## TASK INSTRUCTIONS:
Repeat the material below exactly, with no pictures.

## EXERCISE DATA:

- - -

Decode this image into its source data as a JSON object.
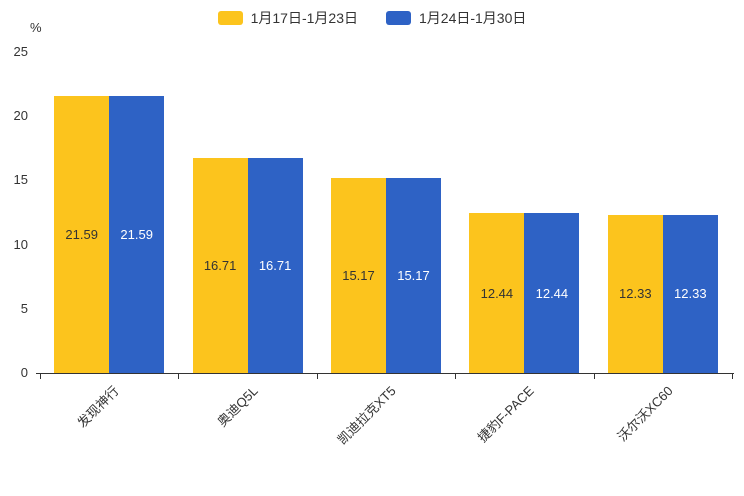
{
  "chart_data": {
    "type": "bar",
    "categories": [
      "发现神行",
      "奥迪Q5L",
      "凯迪拉克XT5",
      "捷豹F-PACE",
      "沃尔沃XC60"
    ],
    "series": [
      {
        "name": "1月17日-1月23日",
        "color": "#fcc41d",
        "label_color": "#333333",
        "values": [
          21.59,
          16.71,
          15.17,
          12.44,
          12.33
        ]
      },
      {
        "name": "1月24日-1月30日",
        "color": "#2e62c5",
        "label_color": "#ffffff",
        "values": [
          21.59,
          16.71,
          15.17,
          12.44,
          12.33
        ]
      }
    ],
    "title": "",
    "xlabel": "",
    "ylabel": "%",
    "ylim": [
      0,
      25
    ],
    "yticks": [
      0,
      5,
      10,
      15,
      20,
      25
    ],
    "grid": false,
    "legend_position": "top"
  }
}
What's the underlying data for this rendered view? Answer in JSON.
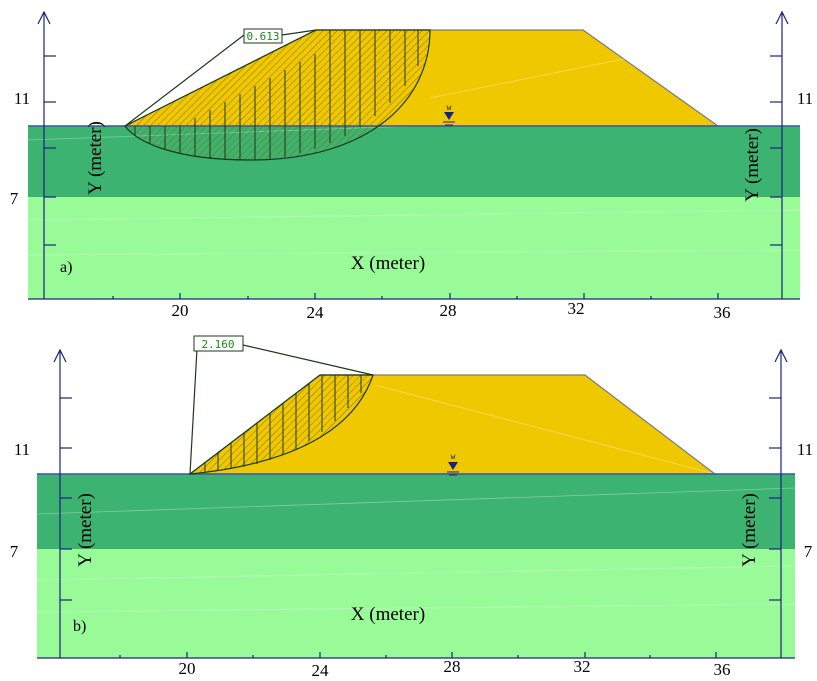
{
  "panels": [
    {
      "id": "a",
      "panel_label": "a)",
      "fos_value": "0.613",
      "x_axis_label": "X (meter)",
      "y_axis_label_left": "Y (meter)",
      "y_axis_label_right": "Y (meter)",
      "x_ticks": [
        "20",
        "24",
        "28",
        "32",
        "36"
      ],
      "y_ticks_left": [
        "11",
        "7"
      ],
      "y_ticks_right": [
        "11",
        "7"
      ],
      "water_marker": "w"
    },
    {
      "id": "b",
      "panel_label": "b)",
      "fos_value": "2.160",
      "x_axis_label": "X (meter)",
      "y_axis_label_left": "Y (meter)",
      "y_axis_label_right": "Y (meter)",
      "x_ticks": [
        "20",
        "24",
        "28",
        "32",
        "36"
      ],
      "y_ticks_left": [
        "11",
        "7"
      ],
      "y_ticks_right": [
        "11",
        "7"
      ],
      "water_marker": "w"
    }
  ],
  "colors": {
    "embankment": "#f0c800",
    "upper_layer": "#3cb371",
    "lower_layer": "#98fb98",
    "axis": "#1a237e",
    "water_line": "#3f51b5",
    "slip_lines": "#1b3a1b",
    "fos_text": "#1a8a1a"
  }
}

- - -

## EXERCISE ANSWER:
Decode this image into its source data as a JSON object.
{
  "chart_data": {
    "type": "bar",
    "categories": [
      "发现神行",
      "奥迪Q5L",
      "凯迪拉克XT5",
      "捷豹F-PACE",
      "沃尔沃XC60"
    ],
    "series": [
      {
        "name": "1月17日-1月23日",
        "color": "#fcc41d",
        "label_color": "#333333",
        "values": [
          21.59,
          16.71,
          15.17,
          12.44,
          12.33
        ]
      },
      {
        "name": "1月24日-1月30日",
        "color": "#2e62c5",
        "label_color": "#ffffff",
        "values": [
          21.59,
          16.71,
          15.17,
          12.44,
          12.33
        ]
      }
    ],
    "title": "",
    "xlabel": "",
    "ylabel": "%",
    "ylim": [
      0,
      25
    ],
    "yticks": [
      0,
      5,
      10,
      15,
      20,
      25
    ],
    "grid": false,
    "legend_position": "top"
  }
}
What's the underlying data for this rendered view? Answer in JSON.
{
  "panels": [
    {
      "id": "a",
      "panel_label": "a)",
      "fos_value": "0.613",
      "x_axis_label": "X (meter)",
      "y_axis_label_left": "Y (meter)",
      "y_axis_label_right": "Y (meter)",
      "x_ticks": [
        "20",
        "24",
        "28",
        "32",
        "36"
      ],
      "y_ticks_left": [
        "11",
        "7"
      ],
      "y_ticks_right": [
        "11",
        "7"
      ],
      "water_marker": "w"
    },
    {
      "id": "b",
      "panel_label": "b)",
      "fos_value": "2.160",
      "x_axis_label": "X (meter)",
      "y_axis_label_left": "Y (meter)",
      "y_axis_label_right": "Y (meter)",
      "x_ticks": [
        "20",
        "24",
        "28",
        "32",
        "36"
      ],
      "y_ticks_left": [
        "11",
        "7"
      ],
      "y_ticks_right": [
        "11",
        "7"
      ],
      "water_marker": "w"
    }
  ],
  "colors": {
    "embankment": "#f0c800",
    "upper_layer": "#3cb371",
    "lower_layer": "#98fb98",
    "axis": "#1a237e",
    "water_line": "#3f51b5",
    "slip_lines": "#1b3a1b",
    "fos_text": "#1a8a1a"
  }
}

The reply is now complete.